TASK TO CARRY OUT:
Print out each record below, unaltered and complete, without its images.

GIVEN RECORDS:
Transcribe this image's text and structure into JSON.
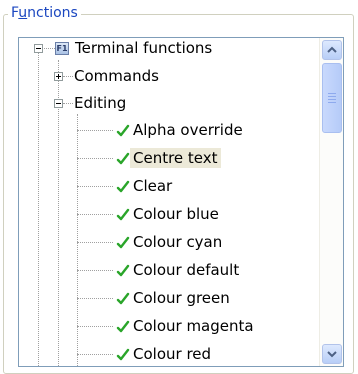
{
  "groupbox": {
    "title": "Functions",
    "mnemonic": "u"
  },
  "tree": {
    "root": {
      "label": "Terminal functions",
      "icon": "f1-key-icon",
      "expanded": true
    },
    "commands": {
      "label": "Commands",
      "expanded": false
    },
    "editing": {
      "label": "Editing",
      "expanded": true
    },
    "items": [
      {
        "label": "Alpha override",
        "icon": "green-check-icon",
        "selected": false
      },
      {
        "label": "Centre text",
        "icon": "green-check-icon",
        "selected": true
      },
      {
        "label": "Clear",
        "icon": "green-check-icon",
        "selected": false
      },
      {
        "label": "Colour blue",
        "icon": "green-check-icon",
        "selected": false
      },
      {
        "label": "Colour cyan",
        "icon": "green-check-icon",
        "selected": false
      },
      {
        "label": "Colour default",
        "icon": "green-check-icon",
        "selected": false
      },
      {
        "label": "Colour green",
        "icon": "green-check-icon",
        "selected": false
      },
      {
        "label": "Colour magenta",
        "icon": "green-check-icon",
        "selected": false
      },
      {
        "label": "Colour red",
        "icon": "green-check-icon",
        "selected": false
      }
    ]
  },
  "colors": {
    "group_title": "#1b47c0",
    "check": "#2aa52a",
    "selection": "#ece9d8",
    "border": "#7f9db9"
  },
  "scrollbar": {
    "position_fraction": 0.0
  }
}
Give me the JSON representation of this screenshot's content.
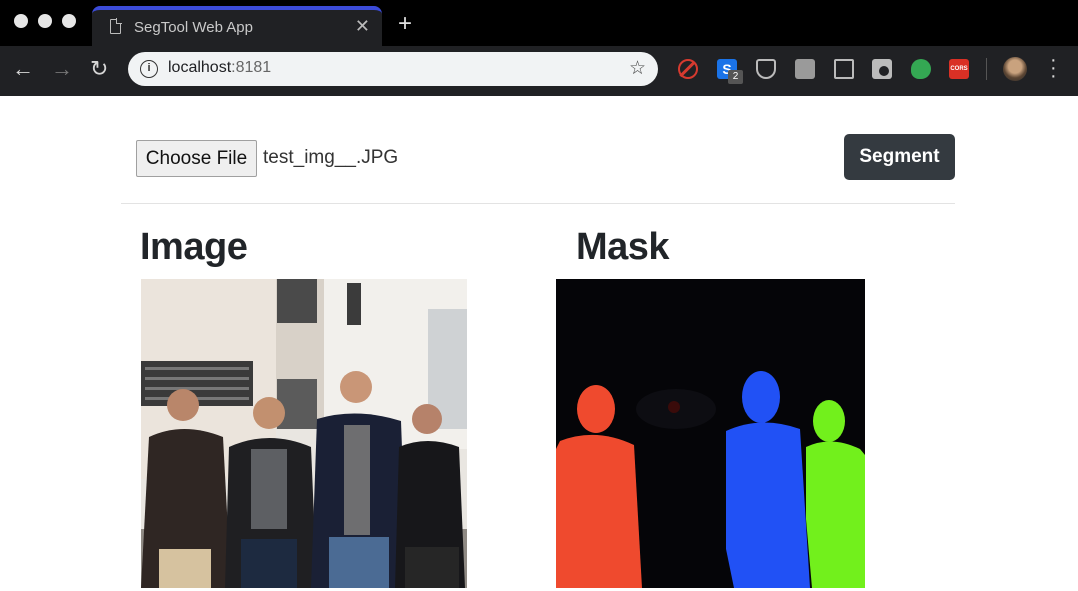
{
  "browser": {
    "tab_title": "SegTool Web App",
    "tab_close": "✕",
    "new_tab": "+",
    "url_host": "localhost",
    "url_port": ":8181",
    "extension_badge": "2",
    "ext_s_letter": "S",
    "ext_cors_label": "CORS",
    "accent_color": "#3b4bd8"
  },
  "upload": {
    "choose_file_label": "Choose File",
    "file_name": "test_img__.JPG"
  },
  "actions": {
    "segment_label": "Segment"
  },
  "image_panel": {
    "title": "Image"
  },
  "mask_panel": {
    "title": "Mask",
    "colors": [
      "#ef4a2e",
      "#2151f5",
      "#72f01c"
    ]
  }
}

SOLUTION TO THE EXERCISE:
Transcribe this image's text and structure into JSON.
{
  "groupbox": {
    "title": "Functions",
    "mnemonic": "u"
  },
  "tree": {
    "root": {
      "label": "Terminal functions",
      "icon": "f1-key-icon",
      "expanded": true
    },
    "commands": {
      "label": "Commands",
      "expanded": false
    },
    "editing": {
      "label": "Editing",
      "expanded": true
    },
    "items": [
      {
        "label": "Alpha override",
        "icon": "green-check-icon",
        "selected": false
      },
      {
        "label": "Centre text",
        "icon": "green-check-icon",
        "selected": true
      },
      {
        "label": "Clear",
        "icon": "green-check-icon",
        "selected": false
      },
      {
        "label": "Colour blue",
        "icon": "green-check-icon",
        "selected": false
      },
      {
        "label": "Colour cyan",
        "icon": "green-check-icon",
        "selected": false
      },
      {
        "label": "Colour default",
        "icon": "green-check-icon",
        "selected": false
      },
      {
        "label": "Colour green",
        "icon": "green-check-icon",
        "selected": false
      },
      {
        "label": "Colour magenta",
        "icon": "green-check-icon",
        "selected": false
      },
      {
        "label": "Colour red",
        "icon": "green-check-icon",
        "selected": false
      }
    ]
  },
  "colors": {
    "group_title": "#1b47c0",
    "check": "#2aa52a",
    "selection": "#ece9d8",
    "border": "#7f9db9"
  },
  "scrollbar": {
    "position_fraction": 0.0
  }
}
Give me the JSON representation of this screenshot's content.
{
  "browser": {
    "tab_title": "SegTool Web App",
    "tab_close": "✕",
    "new_tab": "+",
    "url_host": "localhost",
    "url_port": ":8181",
    "extension_badge": "2",
    "ext_s_letter": "S",
    "ext_cors_label": "CORS",
    "accent_color": "#3b4bd8"
  },
  "upload": {
    "choose_file_label": "Choose File",
    "file_name": "test_img__.JPG"
  },
  "actions": {
    "segment_label": "Segment"
  },
  "image_panel": {
    "title": "Image"
  },
  "mask_panel": {
    "title": "Mask",
    "colors": [
      "#ef4a2e",
      "#2151f5",
      "#72f01c"
    ]
  }
}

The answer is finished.